Work out the number of lines in the records that include the word "such"; reply with that number alone.

## start RECORDS FOR THE TASK

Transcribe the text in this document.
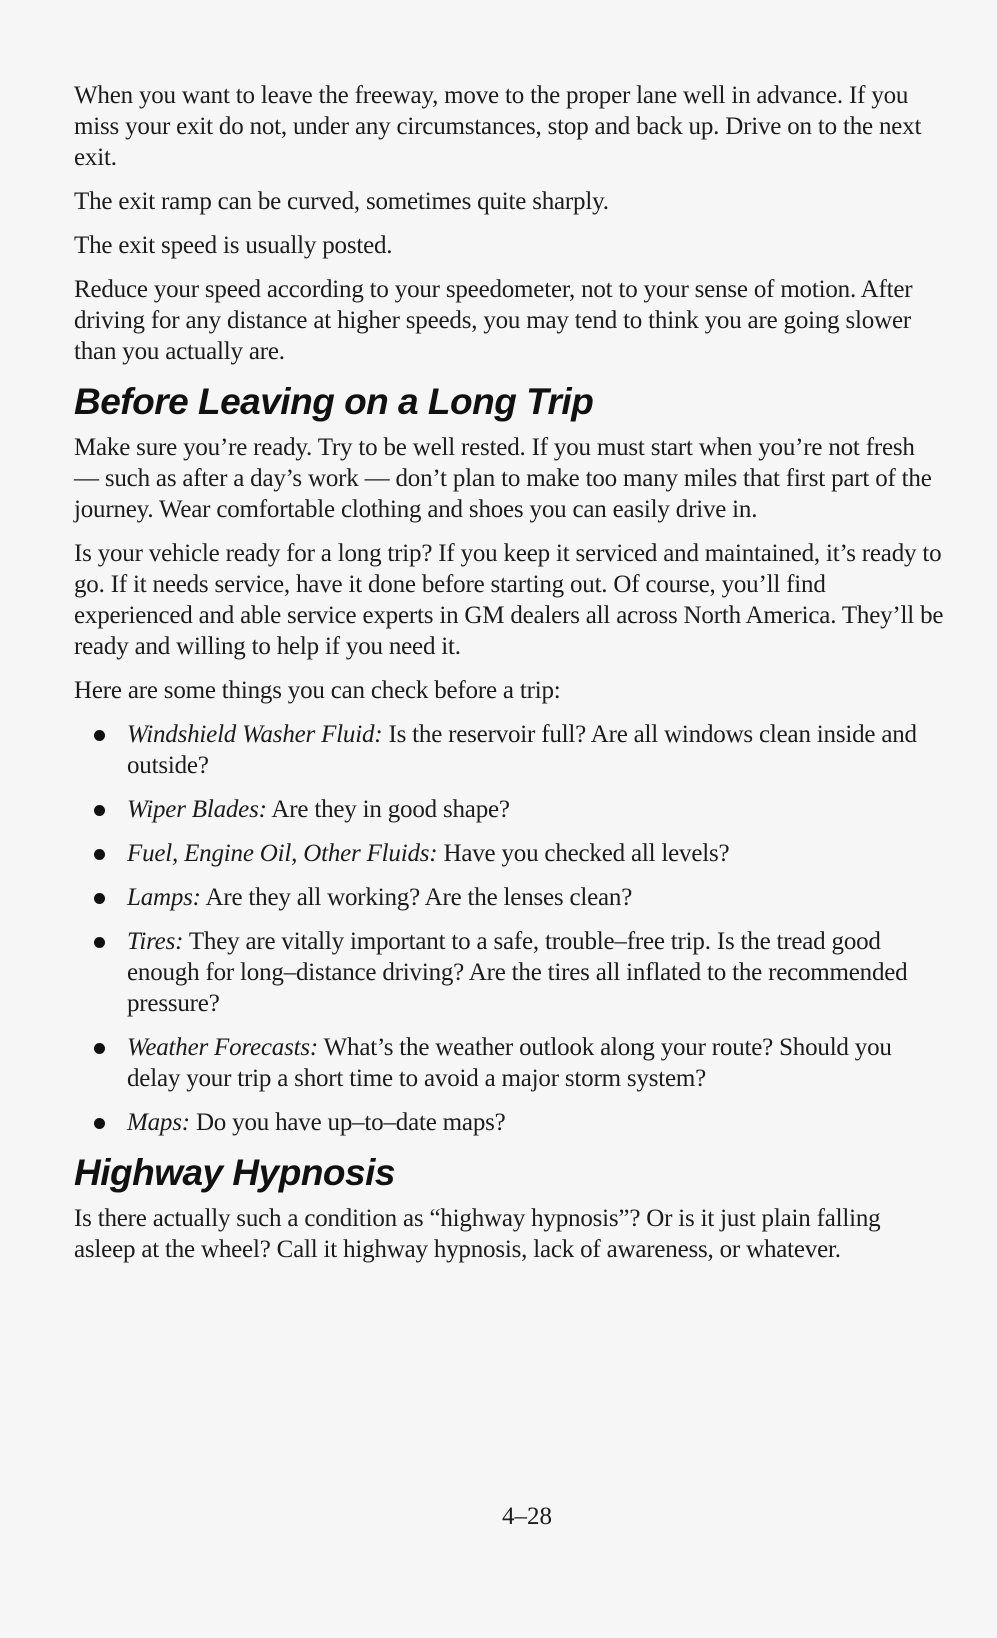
When you want to leave the freeway, move to the proper lane well in advance. If you miss your exit do not, under any circumstances, stop and back up. Drive on to the next exit.

The exit ramp can be curved, sometimes quite sharply.

The exit speed is usually posted.

Reduce your speed according to your speedometer, not to your sense of motion. After driving for any distance at higher speeds, you may tend to think you are going slower than you actually are.

Before Leaving on a Long Trip

Make sure you’re ready. Try to be well rested. If you must start when you’re not fresh — such as after a day’s work — don’t plan to make too many miles that first part of the journey. Wear comfortable clothing and shoes you can easily drive in.

Is your vehicle ready for a long trip? If you keep it serviced and maintained, it’s ready to go. If it needs service, have it done before starting out. Of course, you’ll find experienced and able service experts in GM dealers all across North America. They’ll be ready and willing to help if you need it.

Here are some things you can check before a trip:

Windshield Washer Fluid: Is the reservoir full? Are all windows clean inside and outside?
Wiper Blades: Are they in good shape?
Fuel, Engine Oil, Other Fluids: Have you checked all levels?
Lamps: Are they all working? Are the lenses clean?
Tires: They are vitally important to a safe, trouble–free trip. Is the tread good enough for long–distance driving? Are the tires all inflated to the recommended pressure?
Weather Forecasts: What’s the weather outlook along your route? Should you delay your trip a short time to avoid a major storm system?
Maps: Do you have up–to–date maps?
Highway Hypnosis

Is there actually such a condition as “highway hypnosis”? Or is it just plain falling asleep at the wheel? Call it highway hypnosis, lack of awareness, or whatever.

4–28
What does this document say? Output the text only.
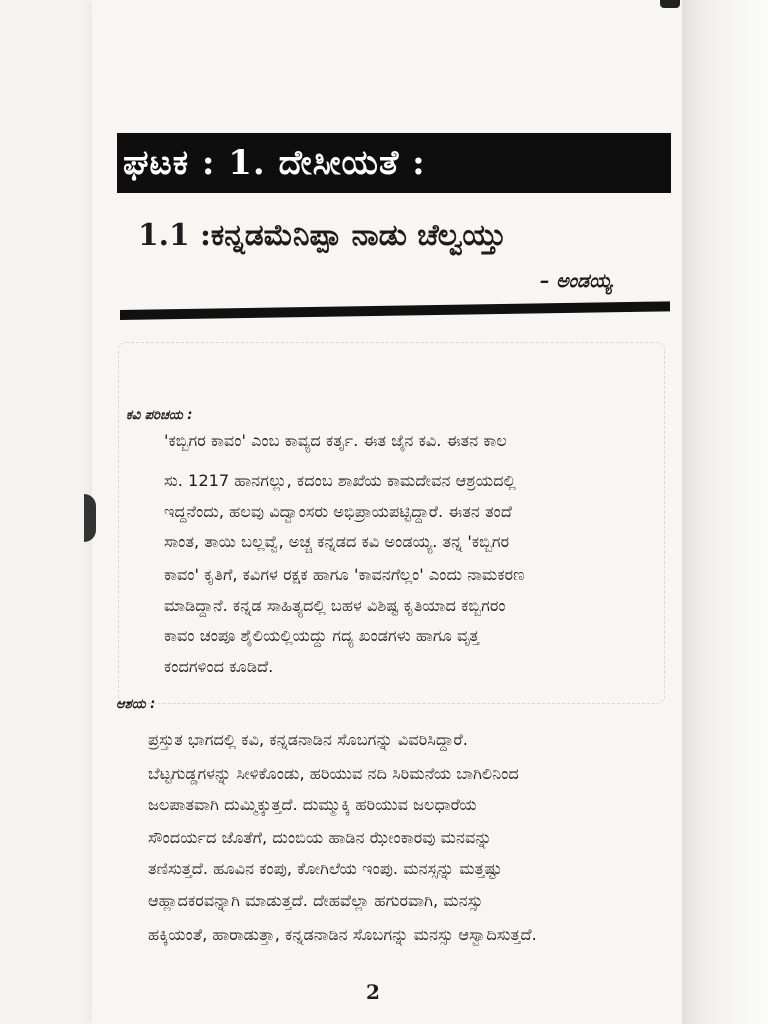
ಘಟಕ : 1. ದೇಸೀಯತೆ :
1.1 :ಕನ್ನಡಮೆನಿಪ್ಪಾ ನಾಡು ಚೆಲ್ವಯ್ತು
– ಅಂಡಯ್ಯ
ಕವಿ ಪರಿಚಯ :
'ಕಬ್ಬಿಗರ ಕಾವಂ' ಎಂಬ ಕಾವ್ಯದ ಕರ್ತೃ. ಈತ ಜೈನ ಕವಿ. ಈತನ ಕಾಲ
ಸು. 1217 ಹಾನಗಲ್ಲು, ಕದಂಬ ಶಾಖೆಯ ಕಾಮದೇವನ ಆಶ್ರಯದಲ್ಲಿ
ಇದ್ದನೆಂದು, ಹಲವು ವಿದ್ವಾಂಸರು ಅಭಿಪ್ರಾಯಪಟ್ಟಿದ್ದಾರೆ. ಈತನ ತಂದೆ
ಸಾಂತ, ತಾಯಿ ಬಲ್ಲವ್ವೆ, ಅಚ್ಚ ಕನ್ನಡದ ಕವಿ ಅಂಡಯ್ಯ. ತನ್ನ 'ಕಬ್ಬಿಗರ
ಕಾವಂ' ಕೃತಿಗೆ, ಕವಿಗಳ ರಕ್ಷಕ ಹಾಗೂ 'ಕಾವನಗೆಲ್ಲಂ' ಎಂದು ನಾಮಕರಣ
ಮಾಡಿದ್ದಾನೆ. ಕನ್ನಡ ಸಾಹಿತ್ಯದಲ್ಲಿ ಬಹಳ ವಿಶಿಷ್ಟ ಕೃತಿಯಾದ ಕಬ್ಬಿಗರಂ
ಕಾವಂ ಚಂಪೂ ಶೈಲಿಯಲ್ಲಿಯದ್ದು ಗದ್ಯ ಖಂಡಗಳು ಹಾಗೂ ವೃತ್ತ
ಕಂದಗಳಿಂದ ಕೂಡಿದೆ.
ಆಶಯ :
ಪ್ರಸ್ತುತ ಭಾಗದಲ್ಲಿ ಕವಿ, ಕನ್ನಡನಾಡಿನ ಸೊಬಗನ್ನು ವಿವರಿಸಿದ್ದಾರೆ.
ಬೆಟ್ಟಗುಡ್ಡಗಳನ್ನು ಸೀಳಿಕೊಂಡು, ಹರಿಯುವ ನದಿ ಸಿರಿಮನೆಯ ಬಾಗಿಲಿನಿಂದ
ಜಲಪಾತವಾಗಿ ದುಮ್ಮಿಕ್ಕುತ್ತದೆ. ದುಮ್ಮುಕ್ಕಿ ಹರಿಯುವ ಜಲಧಾರೆಯ
ಸೌಂದರ್ಯದ ಜೊತೆಗೆ, ದುಂಬಿಯ ಹಾಡಿನ ಝೇಂಕಾರವು ಮನವನ್ನು
ತಣಿಸುತ್ತದೆ. ಹೂವಿನ ಕಂಪು, ಕೋಗಿಲೆಯ ಇಂಪು. ಮನಸ್ಸನ್ನು ಮತ್ತಷ್ಟು
ಆಹ್ಲಾದಕರವನ್ನಾಗಿ ಮಾಡುತ್ತದೆ. ದೇಹವೆಲ್ಲಾ ಹಗುರವಾಗಿ, ಮನಸ್ಸು
ಹಕ್ಕಿಯಂತೆ, ಹಾರಾಡುತ್ತಾ, ಕನ್ನಡನಾಡಿನ ಸೊಬಗನ್ನು ಮನಸ್ಸು ಆಸ್ವಾದಿಸುತ್ತದೆ.
2
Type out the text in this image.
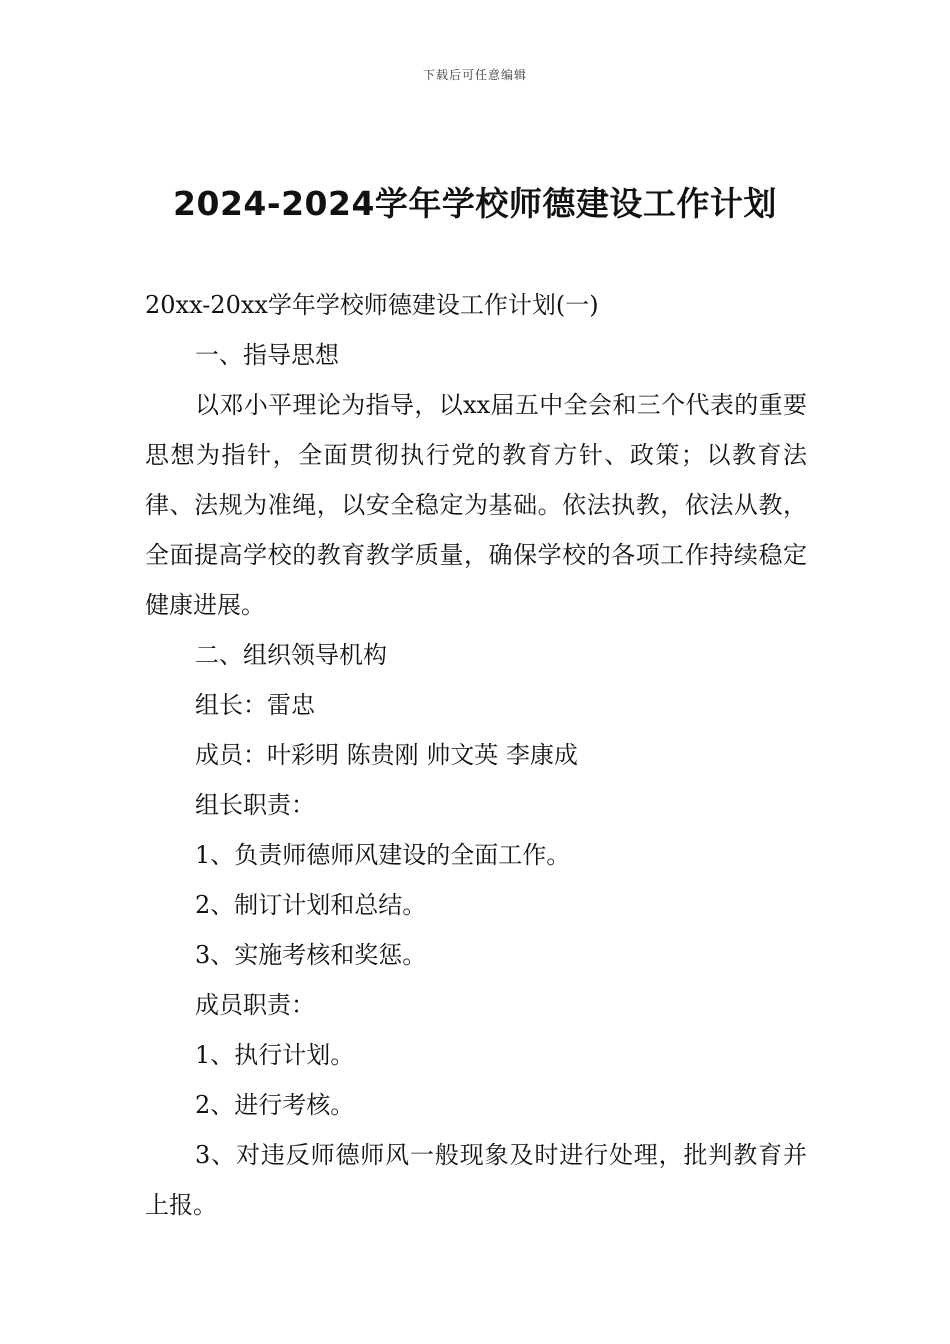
下载后可任意编辑
2024-2024学年学校师德建设工作计划

20xx-20xx学年学校师德建设工作计划(一)

一、指导思想

以邓小平理论为指导，以xx届五中全会和三个代表的重要思想为指针，全面贯彻执行党的教育方针、政策；以教育法律、法规为准绳，以安全稳定为基础。依法执教，依法从教，全面提高学校的教育教学质量，确保学校的各项工作持续稳定健康进展。

二、组织领导机构

组长：雷忠

成员：叶彩明 陈贵刚 帅文英 李康成

组长职责：

1、负责师德师风建设的全面工作。

2、制订计划和总结。

3、实施考核和奖惩。

成员职责：

1、执行计划。

2、进行考核。

3、对违反师德师风一般现象及时进行处理，批判教育并上报。
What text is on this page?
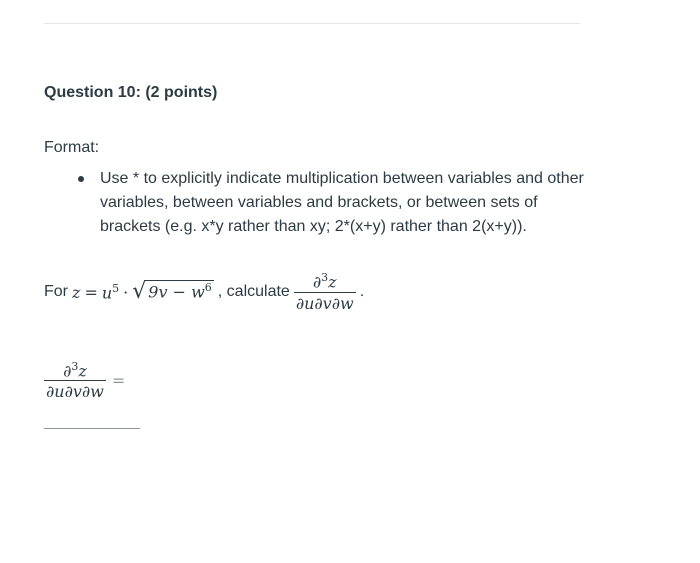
Question 10: (2 points)
Format:
Use * to explicitly indicate multiplication between variables and other variables, between variables and brackets, or between sets of brackets (e.g. x*y rather than xy; 2*(x+y) rather than 2(x+y)).
For $z = u^5$ · √ $9v - w^6$ , calculate $\frac{\partial^3z}{\partial u\partial v\partial w}$ .
$\frac{\partial^3z}{\partial u\partial v\partial w}$ =
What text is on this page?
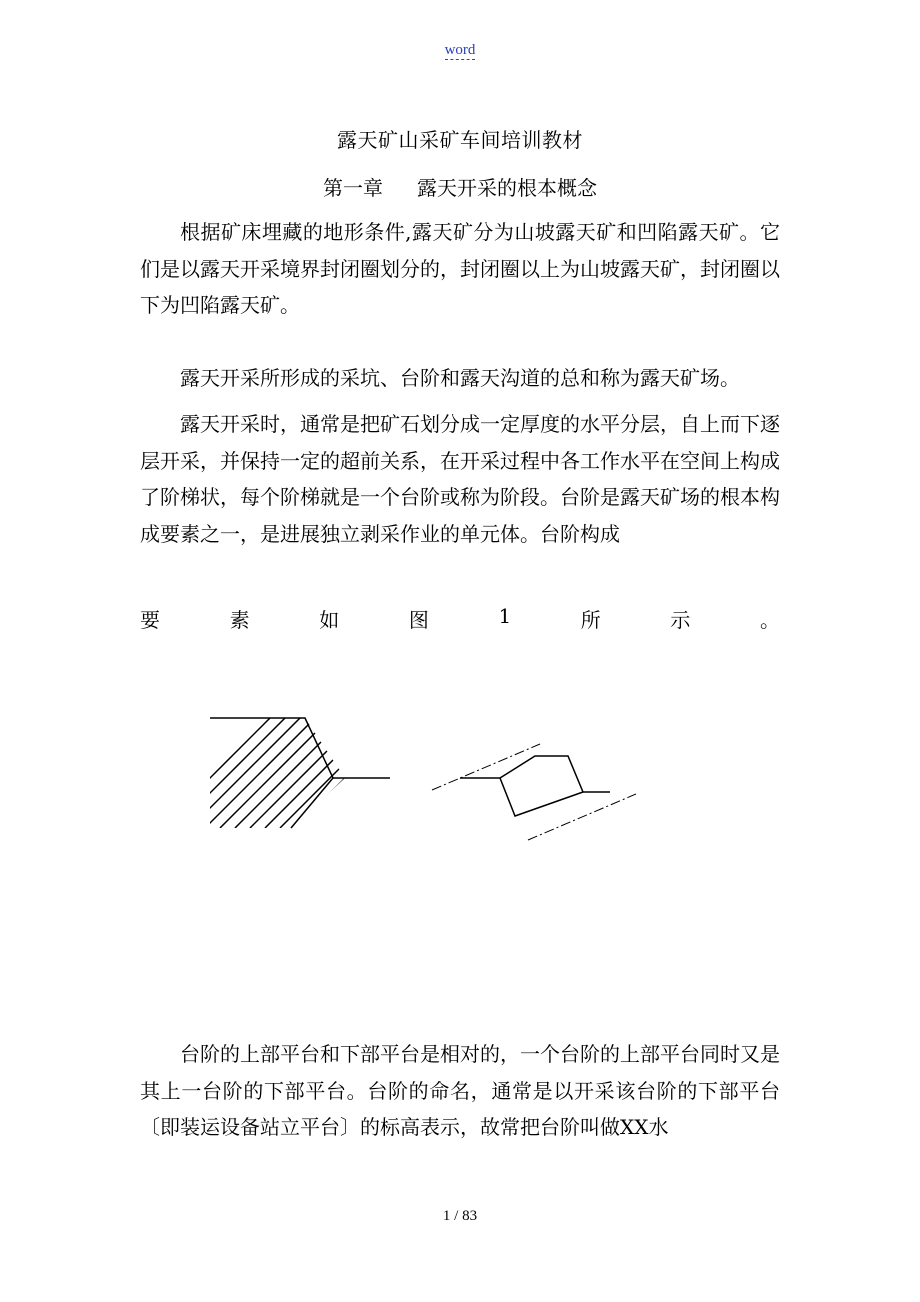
word
露天矿山采矿车间培训教材
第一章 露天开采的根本概念

根据矿床埋藏的地形条件,露天矿分为山坡露天矿和凹陷露天矿。它们是以露天开采境界封闭圈划分的，封闭圈以上为山坡露天矿，封闭圈以下为凹陷露天矿。

露天开采所形成的采坑、台阶和露天沟道的总和称为露天矿场。

露天开采时，通常是把矿石划分成一定厚度的水平分层，自上而下逐层开采，并保持一定的超前关系，在开采过程中各工作水平在空间上构成了阶梯状，每个阶梯就是一个台阶或称为阶段。台阶是露天矿场的根本构成要素之一，是进展独立剥采作业的单元体。台阶构成

要	素	如	图	1	所	示	。

台阶的上部平台和下部平台是相对的，一个台阶的上部平台同时又是其上一台阶的下部平台。台阶的命名，通常是以开采该台阶的下部平台〔即装运设备站立平台〕的标高表示，故常把台阶叫做XX水

1 / 83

## end RECORDS FOR THE TASK

ANSWER TO THE EXERCISE: 2